__TEXTABSCHNITT__:
===============
# [solved]Mehrere Programme laufen nicht mehr...

## buthus

Hallo,

ich weiß eine vernünftige Fehlerbeschreibung ist das A und O, allerdings fällt es mir dieses mal wirklich sehr schwer den Fehler zu beschreiben.

Aber vielleicht könnt Ihr mir trotzdem helfen.

Seit längerer Zeit kann ich egal unter welchem WM kaum noch Programme starten, wie zum Beispiel Evolution, Firefox, xterm, eterm usw.

da ich auch keine einzige Konsole starten kann, kann ich euch keine Fehlermeldung posten. Das einzige was mir übrig bleibt ist den WM zu schließen und die "eigentliche" Konsole zu benutzen. Allerdings kann ich von dort ja keine Anwendungen öffnen die einen X-Server benötigen (oder doch?)
===============
__AUFGABEN__:
[1] Beantworten Sie zum Forenbeitrag über nicht mehr startende Programme folgende Fragen:
(a) Welche Programme werden als Beispiele genannt?
(b) Weshalb kann keine Fehlermeldung gepostet werden?
(c) Was bleibt als einzige Möglichkeit übrig?
[2] Setzen Sie den Forenbeitrag über nicht mehr startende Programme im Anschluss an seinen letzten Satz fort.

__DATENZEILEN__:
===============
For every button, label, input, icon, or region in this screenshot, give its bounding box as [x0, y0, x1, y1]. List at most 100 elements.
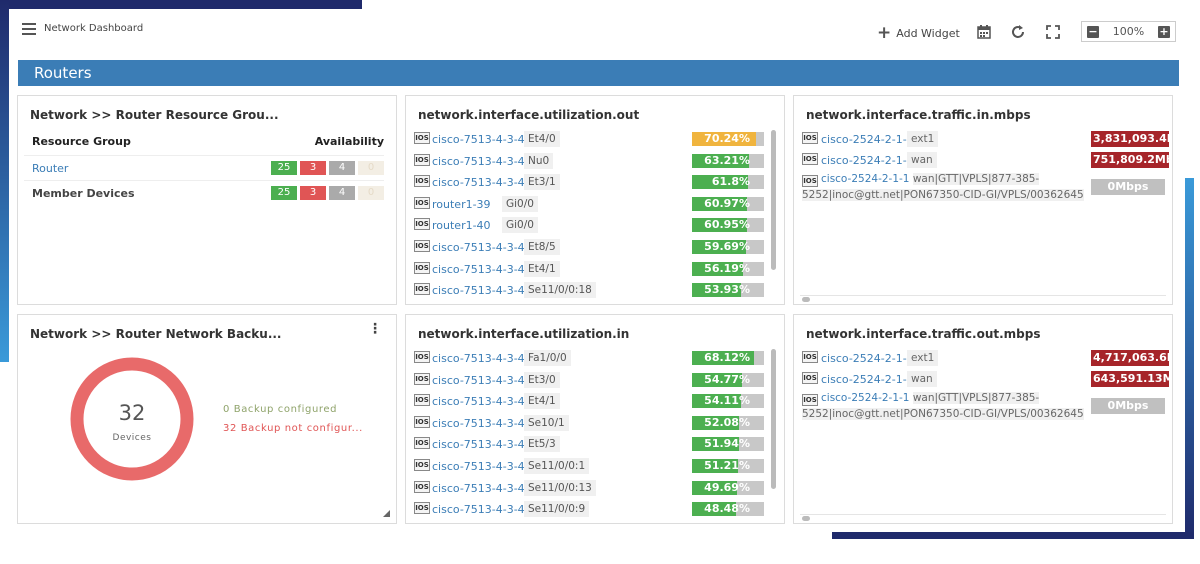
===============
__ANTWORTEN__:
[1]
(a) Evolution, Firefox, xterm und eterm.
(b) Weil sich keine einzige Konsole starten lässt.
(c) Den WM zu schließen und die „eigentliche“ Konsole zu benutzen.

[2]
Ich hab nun schon mehrere updates probiert in der Hoffnung das wieder Besserung einkehrt, ebenfalls habe ich revdep-rebuild ausgeführt, aber dennoch bleibt dieses seltsame Verhalten.

Also was kann ich tun um meinen Fehler einzugrenzen? Welche Dateien oder Ausgaben können weiterhelfen?

Was würdet Ihr nun machen?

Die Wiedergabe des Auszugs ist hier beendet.